Begin RECORDED DATA
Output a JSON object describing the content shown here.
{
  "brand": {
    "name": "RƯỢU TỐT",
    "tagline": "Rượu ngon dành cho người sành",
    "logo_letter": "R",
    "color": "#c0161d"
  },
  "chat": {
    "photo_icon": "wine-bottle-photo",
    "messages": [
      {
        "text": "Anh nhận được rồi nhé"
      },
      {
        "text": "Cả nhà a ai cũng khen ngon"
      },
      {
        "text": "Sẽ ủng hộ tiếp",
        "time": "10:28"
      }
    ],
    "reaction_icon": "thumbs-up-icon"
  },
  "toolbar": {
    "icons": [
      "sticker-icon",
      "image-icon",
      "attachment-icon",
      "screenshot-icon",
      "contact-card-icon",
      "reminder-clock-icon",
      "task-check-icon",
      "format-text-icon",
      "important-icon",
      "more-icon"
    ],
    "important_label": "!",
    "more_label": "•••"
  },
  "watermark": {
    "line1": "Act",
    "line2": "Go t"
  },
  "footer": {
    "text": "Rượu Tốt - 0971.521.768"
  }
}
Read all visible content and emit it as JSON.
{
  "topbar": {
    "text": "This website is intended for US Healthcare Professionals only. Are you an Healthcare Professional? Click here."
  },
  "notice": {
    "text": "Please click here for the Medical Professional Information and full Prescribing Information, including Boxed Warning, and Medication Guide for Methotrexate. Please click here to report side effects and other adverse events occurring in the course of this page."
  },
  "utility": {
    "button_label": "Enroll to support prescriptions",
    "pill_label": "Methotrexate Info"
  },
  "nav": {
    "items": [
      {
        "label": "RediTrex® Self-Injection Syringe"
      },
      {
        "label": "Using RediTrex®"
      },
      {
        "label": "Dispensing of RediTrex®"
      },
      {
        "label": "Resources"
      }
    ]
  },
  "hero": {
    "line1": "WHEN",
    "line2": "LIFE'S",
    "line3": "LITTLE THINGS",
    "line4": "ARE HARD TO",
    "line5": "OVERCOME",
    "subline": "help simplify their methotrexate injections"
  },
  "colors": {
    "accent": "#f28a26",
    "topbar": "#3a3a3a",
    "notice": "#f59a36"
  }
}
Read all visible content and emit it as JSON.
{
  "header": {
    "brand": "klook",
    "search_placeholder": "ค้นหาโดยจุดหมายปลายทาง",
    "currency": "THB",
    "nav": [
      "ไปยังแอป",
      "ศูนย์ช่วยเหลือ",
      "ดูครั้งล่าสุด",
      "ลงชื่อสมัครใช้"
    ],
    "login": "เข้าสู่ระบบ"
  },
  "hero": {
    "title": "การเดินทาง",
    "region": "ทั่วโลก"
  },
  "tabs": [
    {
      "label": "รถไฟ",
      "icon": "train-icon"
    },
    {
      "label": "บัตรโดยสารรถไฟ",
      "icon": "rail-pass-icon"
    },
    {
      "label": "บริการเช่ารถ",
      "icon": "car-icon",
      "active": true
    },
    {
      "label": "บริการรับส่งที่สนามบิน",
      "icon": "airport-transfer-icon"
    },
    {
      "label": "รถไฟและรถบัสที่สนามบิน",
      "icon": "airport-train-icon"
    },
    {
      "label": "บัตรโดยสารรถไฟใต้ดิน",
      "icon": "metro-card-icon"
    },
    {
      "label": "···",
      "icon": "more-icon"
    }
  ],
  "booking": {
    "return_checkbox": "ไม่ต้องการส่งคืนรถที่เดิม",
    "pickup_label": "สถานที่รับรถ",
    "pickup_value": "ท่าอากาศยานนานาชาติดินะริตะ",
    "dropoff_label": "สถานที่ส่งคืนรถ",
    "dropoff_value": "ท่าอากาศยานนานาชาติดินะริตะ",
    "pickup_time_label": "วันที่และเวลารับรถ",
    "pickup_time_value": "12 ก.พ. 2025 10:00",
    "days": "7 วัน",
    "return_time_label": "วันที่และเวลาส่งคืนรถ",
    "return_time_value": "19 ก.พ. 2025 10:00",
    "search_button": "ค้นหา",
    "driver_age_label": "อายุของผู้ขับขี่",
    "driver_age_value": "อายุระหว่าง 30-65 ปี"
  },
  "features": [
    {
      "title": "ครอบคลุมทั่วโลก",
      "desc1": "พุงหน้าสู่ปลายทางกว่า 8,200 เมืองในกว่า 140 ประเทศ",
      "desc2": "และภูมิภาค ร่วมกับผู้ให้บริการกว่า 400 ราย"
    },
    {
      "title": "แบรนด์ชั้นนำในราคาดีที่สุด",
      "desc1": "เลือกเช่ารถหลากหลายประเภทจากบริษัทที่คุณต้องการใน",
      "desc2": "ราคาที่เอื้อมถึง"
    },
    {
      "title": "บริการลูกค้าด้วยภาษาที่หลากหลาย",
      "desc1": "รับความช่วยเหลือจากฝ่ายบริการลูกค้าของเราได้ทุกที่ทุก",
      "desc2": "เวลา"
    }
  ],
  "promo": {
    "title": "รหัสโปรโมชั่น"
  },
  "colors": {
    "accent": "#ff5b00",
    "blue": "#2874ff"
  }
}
End RECORDED DATA
The entries above should be repeated exactly, every one of them.

Output a JSON object describing the content shown here.
{
  "brand": {
    "name": "RƯỢU TỐT",
    "tagline": "Rượu ngon dành cho người sành",
    "logo_letter": "R",
    "color": "#c0161d"
  },
  "chat": {
    "photo_icon": "wine-bottle-photo",
    "messages": [
      {
        "text": "Anh nhận được rồi nhé"
      },
      {
        "text": "Cả nhà a ai cũng khen ngon"
      },
      {
        "text": "Sẽ ủng hộ tiếp",
        "time": "10:28"
      }
    ],
    "reaction_icon": "thumbs-up-icon"
  },
  "toolbar": {
    "icons": [
      "sticker-icon",
      "image-icon",
      "attachment-icon",
      "screenshot-icon",
      "contact-card-icon",
      "reminder-clock-icon",
      "task-check-icon",
      "format-text-icon",
      "important-icon",
      "more-icon"
    ],
    "important_label": "!",
    "more_label": "•••"
  },
  "watermark": {
    "line1": "Act",
    "line2": "Go t"
  },
  "footer": {
    "text": "Rượu Tốt - 0971.521.768"
  }
}
Read all visible content and emit it as JSON.
{
  "topbar": {
    "text": "This website is intended for US Healthcare Professionals only. Are you an Healthcare Professional? Click here."
  },
  "notice": {
    "text": "Please click here for the Medical Professional Information and full Prescribing Information, including Boxed Warning, and Medication Guide for Methotrexate. Please click here to report side effects and other adverse events occurring in the course of this page."
  },
  "utility": {
    "button_label": "Enroll to support prescriptions",
    "pill_label": "Methotrexate Info"
  },
  "nav": {
    "items": [
      {
        "label": "RediTrex® Self-Injection Syringe"
      },
      {
        "label": "Using RediTrex®"
      },
      {
        "label": "Dispensing of RediTrex®"
      },
      {
        "label": "Resources"
      }
    ]
  },
  "hero": {
    "line1": "WHEN",
    "line2": "LIFE'S",
    "line3": "LITTLE THINGS",
    "line4": "ARE HARD TO",
    "line5": "OVERCOME",
    "subline": "help simplify their methotrexate injections"
  },
  "colors": {
    "accent": "#f28a26",
    "topbar": "#3a3a3a",
    "notice": "#f59a36"
  }
}
Read all visible content and emit it as JSON.
{
  "header": {
    "brand": "klook",
    "search_placeholder": "ค้นหาโดยจุดหมายปลายทาง",
    "currency": "THB",
    "nav": [
      "ไปยังแอป",
      "ศูนย์ช่วยเหลือ",
      "ดูครั้งล่าสุด",
      "ลงชื่อสมัครใช้"
    ],
    "login": "เข้าสู่ระบบ"
  },
  "hero": {
    "title": "การเดินทาง",
    "region": "ทั่วโลก"
  },
  "tabs": [
    {
      "label": "รถไฟ",
      "icon": "train-icon"
    },
    {
      "label": "บัตรโดยสารรถไฟ",
      "icon": "rail-pass-icon"
    },
    {
      "label": "บริการเช่ารถ",
      "icon": "car-icon",
      "active": true
    },
    {
      "label": "บริการรับส่งที่สนามบิน",
      "icon": "airport-transfer-icon"
    },
    {
      "label": "รถไฟและรถบัสที่สนามบิน",
      "icon": "airport-train-icon"
    },
    {
      "label": "บัตรโดยสารรถไฟใต้ดิน",
      "icon": "metro-card-icon"
    },
    {
      "label": "···",
      "icon": "more-icon"
    }
  ],
  "booking": {
    "return_checkbox": "ไม่ต้องการส่งคืนรถที่เดิม",
    "pickup_label": "สถานที่รับรถ",
    "pickup_value": "ท่าอากาศยานนานาชาติดินะริตะ",
    "dropoff_label": "สถานที่ส่งคืนรถ",
    "dropoff_value": "ท่าอากาศยานนานาชาติดินะริตะ",
    "pickup_time_label": "วันที่และเวลารับรถ",
    "pickup_time_value": "12 ก.พ. 2025 10:00",
    "days": "7 วัน",
    "return_time_label": "วันที่และเวลาส่งคืนรถ",
    "return_time_value": "19 ก.พ. 2025 10:00",
    "search_button": "ค้นหา",
    "driver_age_label": "อายุของผู้ขับขี่",
    "driver_age_value": "อายุระหว่าง 30-65 ปี"
  },
  "features": [
    {
      "title": "ครอบคลุมทั่วโลก",
      "desc1": "พุงหน้าสู่ปลายทางกว่า 8,200 เมืองในกว่า 140 ประเทศ",
      "desc2": "และภูมิภาค ร่วมกับผู้ให้บริการกว่า 400 ราย"
    },
    {
      "title": "แบรนด์ชั้นนำในราคาดีที่สุด",
      "desc1": "เลือกเช่ารถหลากหลายประเภทจากบริษัทที่คุณต้องการใน",
      "desc2": "ราคาที่เอื้อมถึง"
    },
    {
      "title": "บริการลูกค้าด้วยภาษาที่หลากหลาย",
      "desc1": "รับความช่วยเหลือจากฝ่ายบริการลูกค้าของเราได้ทุกที่ทุก",
      "desc2": "เวลา"
    }
  ],
  "promo": {
    "title": "รหัสโปรโมชั่น"
  },
  "colors": {
    "accent": "#ff5b00",
    "blue": "#2874ff"
  }
}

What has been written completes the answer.